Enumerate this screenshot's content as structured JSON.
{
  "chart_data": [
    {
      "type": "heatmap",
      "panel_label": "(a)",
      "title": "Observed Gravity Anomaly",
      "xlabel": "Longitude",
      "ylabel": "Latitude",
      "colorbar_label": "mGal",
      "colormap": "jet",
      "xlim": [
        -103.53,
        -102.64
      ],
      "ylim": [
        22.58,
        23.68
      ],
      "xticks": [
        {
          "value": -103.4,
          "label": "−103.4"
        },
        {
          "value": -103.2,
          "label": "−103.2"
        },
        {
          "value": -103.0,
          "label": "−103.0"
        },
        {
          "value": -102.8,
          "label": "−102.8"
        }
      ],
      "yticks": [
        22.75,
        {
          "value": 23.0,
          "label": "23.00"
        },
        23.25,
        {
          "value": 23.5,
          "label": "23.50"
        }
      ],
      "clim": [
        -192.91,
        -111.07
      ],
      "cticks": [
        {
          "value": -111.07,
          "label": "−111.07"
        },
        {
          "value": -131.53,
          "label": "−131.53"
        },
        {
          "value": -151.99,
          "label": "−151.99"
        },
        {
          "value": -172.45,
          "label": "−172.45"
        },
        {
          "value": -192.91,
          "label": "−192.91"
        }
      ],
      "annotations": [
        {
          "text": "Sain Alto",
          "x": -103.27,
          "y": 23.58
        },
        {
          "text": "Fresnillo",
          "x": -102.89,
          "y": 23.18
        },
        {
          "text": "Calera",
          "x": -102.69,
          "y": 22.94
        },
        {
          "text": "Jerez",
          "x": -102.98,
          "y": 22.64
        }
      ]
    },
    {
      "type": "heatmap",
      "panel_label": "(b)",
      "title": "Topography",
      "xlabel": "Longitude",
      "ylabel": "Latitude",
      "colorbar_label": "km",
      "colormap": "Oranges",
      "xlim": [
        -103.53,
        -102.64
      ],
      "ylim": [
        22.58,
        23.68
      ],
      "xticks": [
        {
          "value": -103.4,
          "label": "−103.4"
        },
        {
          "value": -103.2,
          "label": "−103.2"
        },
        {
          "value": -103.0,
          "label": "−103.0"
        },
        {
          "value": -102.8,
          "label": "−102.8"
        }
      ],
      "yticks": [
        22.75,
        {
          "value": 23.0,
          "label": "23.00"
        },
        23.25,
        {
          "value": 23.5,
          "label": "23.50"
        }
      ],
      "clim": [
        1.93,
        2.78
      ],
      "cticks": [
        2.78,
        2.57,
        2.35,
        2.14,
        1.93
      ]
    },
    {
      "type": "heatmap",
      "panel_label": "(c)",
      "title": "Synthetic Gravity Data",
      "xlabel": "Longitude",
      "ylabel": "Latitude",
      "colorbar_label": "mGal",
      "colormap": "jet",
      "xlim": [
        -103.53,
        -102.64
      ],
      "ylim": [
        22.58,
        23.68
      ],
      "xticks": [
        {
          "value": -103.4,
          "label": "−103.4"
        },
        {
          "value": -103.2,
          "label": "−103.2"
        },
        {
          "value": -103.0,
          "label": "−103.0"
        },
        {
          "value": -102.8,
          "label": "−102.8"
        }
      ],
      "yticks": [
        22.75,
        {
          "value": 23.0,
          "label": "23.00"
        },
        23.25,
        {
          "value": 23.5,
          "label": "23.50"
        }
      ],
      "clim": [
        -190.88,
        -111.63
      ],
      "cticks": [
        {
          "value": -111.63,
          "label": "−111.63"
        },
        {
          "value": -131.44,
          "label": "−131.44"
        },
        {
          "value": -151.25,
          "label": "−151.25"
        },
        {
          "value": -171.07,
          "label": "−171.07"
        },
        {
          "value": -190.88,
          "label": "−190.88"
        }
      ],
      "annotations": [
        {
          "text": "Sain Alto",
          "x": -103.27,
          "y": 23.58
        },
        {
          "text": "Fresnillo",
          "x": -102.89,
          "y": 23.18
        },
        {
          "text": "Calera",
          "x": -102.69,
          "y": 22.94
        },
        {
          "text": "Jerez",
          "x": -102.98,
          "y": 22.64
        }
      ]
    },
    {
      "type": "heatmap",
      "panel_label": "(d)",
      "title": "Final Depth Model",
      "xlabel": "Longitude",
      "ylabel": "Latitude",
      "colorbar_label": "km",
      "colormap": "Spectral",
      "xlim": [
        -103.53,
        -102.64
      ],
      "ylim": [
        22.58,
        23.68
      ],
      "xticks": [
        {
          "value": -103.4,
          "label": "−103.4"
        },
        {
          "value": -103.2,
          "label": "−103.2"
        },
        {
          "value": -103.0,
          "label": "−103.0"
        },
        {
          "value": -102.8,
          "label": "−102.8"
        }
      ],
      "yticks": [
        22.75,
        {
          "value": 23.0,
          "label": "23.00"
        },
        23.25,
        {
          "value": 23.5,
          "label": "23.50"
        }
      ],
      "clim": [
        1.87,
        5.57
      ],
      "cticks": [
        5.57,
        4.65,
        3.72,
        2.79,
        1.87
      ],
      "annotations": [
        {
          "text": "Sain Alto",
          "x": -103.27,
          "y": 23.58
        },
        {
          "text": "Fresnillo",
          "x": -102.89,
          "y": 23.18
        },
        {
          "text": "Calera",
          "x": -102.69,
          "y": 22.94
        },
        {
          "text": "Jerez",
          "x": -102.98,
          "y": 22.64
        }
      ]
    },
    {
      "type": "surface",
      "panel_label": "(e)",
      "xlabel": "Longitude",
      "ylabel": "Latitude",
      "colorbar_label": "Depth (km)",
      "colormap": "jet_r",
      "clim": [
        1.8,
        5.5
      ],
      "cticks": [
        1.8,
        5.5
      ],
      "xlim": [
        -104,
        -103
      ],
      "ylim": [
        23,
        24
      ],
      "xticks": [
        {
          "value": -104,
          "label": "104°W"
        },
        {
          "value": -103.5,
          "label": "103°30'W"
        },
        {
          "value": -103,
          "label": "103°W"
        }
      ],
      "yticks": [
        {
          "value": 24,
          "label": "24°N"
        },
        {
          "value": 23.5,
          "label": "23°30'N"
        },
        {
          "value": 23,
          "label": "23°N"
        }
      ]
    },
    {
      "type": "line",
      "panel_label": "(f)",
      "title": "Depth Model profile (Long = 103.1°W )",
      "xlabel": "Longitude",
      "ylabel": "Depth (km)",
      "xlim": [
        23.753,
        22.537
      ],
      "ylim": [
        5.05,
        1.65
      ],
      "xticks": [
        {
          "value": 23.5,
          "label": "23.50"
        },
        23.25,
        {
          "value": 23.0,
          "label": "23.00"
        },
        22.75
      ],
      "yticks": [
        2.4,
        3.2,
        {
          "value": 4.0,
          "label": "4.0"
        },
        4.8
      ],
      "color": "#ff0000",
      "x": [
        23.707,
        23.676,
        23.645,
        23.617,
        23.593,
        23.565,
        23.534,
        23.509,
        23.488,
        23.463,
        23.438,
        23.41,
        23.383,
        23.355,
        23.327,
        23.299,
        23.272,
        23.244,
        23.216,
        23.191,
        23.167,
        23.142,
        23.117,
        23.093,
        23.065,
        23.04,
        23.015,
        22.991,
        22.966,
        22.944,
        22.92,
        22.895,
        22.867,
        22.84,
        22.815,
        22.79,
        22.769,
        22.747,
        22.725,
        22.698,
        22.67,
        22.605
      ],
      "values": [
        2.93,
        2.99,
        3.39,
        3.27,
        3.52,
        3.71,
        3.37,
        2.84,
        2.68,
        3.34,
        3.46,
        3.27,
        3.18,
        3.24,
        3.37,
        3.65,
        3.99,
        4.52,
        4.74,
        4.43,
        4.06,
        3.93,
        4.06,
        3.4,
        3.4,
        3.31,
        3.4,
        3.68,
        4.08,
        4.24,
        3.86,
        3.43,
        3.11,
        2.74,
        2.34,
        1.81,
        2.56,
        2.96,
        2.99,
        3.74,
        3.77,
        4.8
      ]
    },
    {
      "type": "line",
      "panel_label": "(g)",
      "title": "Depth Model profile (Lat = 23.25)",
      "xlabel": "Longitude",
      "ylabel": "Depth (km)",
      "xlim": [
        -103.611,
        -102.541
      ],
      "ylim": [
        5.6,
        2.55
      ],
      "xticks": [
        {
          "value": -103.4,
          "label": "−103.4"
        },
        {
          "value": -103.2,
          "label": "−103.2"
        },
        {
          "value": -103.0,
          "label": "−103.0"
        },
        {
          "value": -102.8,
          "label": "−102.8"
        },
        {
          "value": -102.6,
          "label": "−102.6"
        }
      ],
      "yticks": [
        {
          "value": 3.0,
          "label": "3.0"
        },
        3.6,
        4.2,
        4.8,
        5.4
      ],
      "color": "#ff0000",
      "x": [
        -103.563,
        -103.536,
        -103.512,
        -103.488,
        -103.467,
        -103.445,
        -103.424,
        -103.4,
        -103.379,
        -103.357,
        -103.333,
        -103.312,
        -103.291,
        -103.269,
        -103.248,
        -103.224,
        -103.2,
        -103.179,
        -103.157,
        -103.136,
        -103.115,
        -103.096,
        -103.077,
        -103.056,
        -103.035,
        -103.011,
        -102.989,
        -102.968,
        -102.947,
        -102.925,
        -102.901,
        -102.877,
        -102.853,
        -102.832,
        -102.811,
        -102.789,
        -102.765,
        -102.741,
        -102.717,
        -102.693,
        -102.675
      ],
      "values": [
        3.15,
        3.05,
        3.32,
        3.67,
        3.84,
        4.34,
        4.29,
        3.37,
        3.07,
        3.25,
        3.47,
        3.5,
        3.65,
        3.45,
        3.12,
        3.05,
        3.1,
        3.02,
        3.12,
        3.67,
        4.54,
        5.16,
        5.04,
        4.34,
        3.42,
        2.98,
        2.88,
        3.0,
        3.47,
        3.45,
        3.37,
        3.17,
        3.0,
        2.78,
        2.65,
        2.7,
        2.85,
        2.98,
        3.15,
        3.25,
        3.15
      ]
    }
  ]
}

..............................

■ What this task involves ■
In the records above, collect each line with "profile".

■ The result ■
      "title": "Depth Model profile (Long = 103.1°W )",
      "title": "Depth Model profile (Lat = 23.25)",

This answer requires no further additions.